§ **Assignment**
Reproduce the peer review text word for word, everything from "(This consolidated report" down to "omitted for brevity.)".

Start of Source passage

    2. Confidence in AlphaFold-generated models should be analyzed, or at least discussed. The underlying assumption regarding the presence of conformational diversity in the generated ensemble is speculative at best. The proposed method could be tested in protein systems with known conformational states as references to validate sampling; methods like AFcluster1 or SPEACH_AF2 could enhance diversity.
    3. There are relatively few details about what specifically is learned by the application of SFA. Although the details of the approach for the given systems are clearly described in Methods, there is little description of its applicability to other fields. In Results, figures S3A and S8 aim to explain the learned features for plasmepsin-II and RIPK2 respectively, but it is not clear what these features are, or what exactly is communicated. The x-axes are particularly confusing, as they seem to indicate a sequential index of features that do not correspond to amino acids (for example, the text refers to Phe165 in RIPK2, but the x-axes in S8 end around 150). Although machine-learning-derived features are often difficult to explain, it would help to clarify the x-axis titles, and add qualitative descriptions to the text and/or captions. There are also few examples for how metadynamics with SFA-picked CVs compares to traditional metadynamics with hand-picked CVs. Figures 8E/F, S12, and S13 compare how this method captures transitions of RIPK2 between the two states of interest, while unbiased simulations do not; but otherwise, the authors rely on prior publications to illustrate advantages of their approach in uncovering cryptic pockets.

    Optional suggestions:

    1. The tests being carried out to evaluate success should be clarified. In the case of plasmepsin-II, success was evaluated on the basis of chi-angle rotations of Trp41 and Tyr77; for RIPK2, the relevant residues were Phe165 and Trp170. However, these residues are only introduced (briefly) in Methods, then explained in somewhat more detail in Results. It would be helpful to add at least one or two sentences about these residues in the Introduction.
    2. The number of samples is an important factor in determining the extent of conformational diversity in the ensemble generated by AlphaFold. Optimizing this for downstream metadynamics-SFA should expedite convergence, as it is highly dependent on initial states.
    3. In the simulations field, it is common to use time-lagged component analysis (TICA) to describe slow modes of motion. Could the authors compare their method with this previously established approach?
    4. Before training SFA, the authors performed parallel MD simulations starting from the AlphaFold-generated seeds. It would be nice to see what conformational space is covered during the initial unbiased MD simulations, to see what information is gained from these relative to the static starting positions of the AlphaFold models. Are these simulations connected in the space that is used to train SFA? If not, how could this affect the analysis?
    5. The description of RIPK2 on p. 14, particularly its biological relevance, seems out of place in Results. Consider moving some of this content to Introduction and/or Discussion.

    REVIEWING TEAM

    Reviewed by:

    Diego del Alamo, Investigator, GSK, Switzerland: protein design, deep learning

    Nandan Haloi, Postdoctoral Fellow, KTH Royal Institute of Technology, Sweden: molecular dynamics simulations, enhanced sampling, Markov state modeling

    Yogesh Kalakoti, Postdoctoral Fellow, Linköping University, Sweden: computational biology, large language models, structural bioinformatics

    Curated by:

    Rebecca J. Howard, Senior Researcher, Stockholm University, Sweden

    (This consolidated report is a result of peer review conducted by Biophysics Colab on version 2 of this preprint. Comments concerning minor and presentational issues have been omitted for brevity.)

End of Source passage
Start of Dataset extract

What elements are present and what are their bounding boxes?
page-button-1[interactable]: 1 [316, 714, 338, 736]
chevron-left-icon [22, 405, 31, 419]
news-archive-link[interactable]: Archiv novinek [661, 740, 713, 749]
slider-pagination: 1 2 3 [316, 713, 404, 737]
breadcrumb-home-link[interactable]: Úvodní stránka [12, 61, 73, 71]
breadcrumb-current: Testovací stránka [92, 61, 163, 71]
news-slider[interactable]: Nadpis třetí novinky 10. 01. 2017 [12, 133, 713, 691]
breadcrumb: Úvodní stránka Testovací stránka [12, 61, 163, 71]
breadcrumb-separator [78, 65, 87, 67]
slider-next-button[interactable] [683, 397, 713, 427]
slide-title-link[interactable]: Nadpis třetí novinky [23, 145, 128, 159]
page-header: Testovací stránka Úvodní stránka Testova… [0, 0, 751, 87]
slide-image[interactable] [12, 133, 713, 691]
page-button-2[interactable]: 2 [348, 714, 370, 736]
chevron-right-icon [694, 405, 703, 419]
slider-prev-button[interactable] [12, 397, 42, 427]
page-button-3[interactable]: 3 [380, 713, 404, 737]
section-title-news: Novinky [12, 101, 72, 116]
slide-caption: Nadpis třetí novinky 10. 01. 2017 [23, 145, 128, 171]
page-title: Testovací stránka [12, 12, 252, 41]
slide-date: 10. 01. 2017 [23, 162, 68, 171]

End of Dataset extract

§ **Answer area**
(This consolidated report is a result of peer review conducted by Biophysics Colab on version 2 of this preprint. Comments concerning minor and presentational issues have been omitted for brevity.)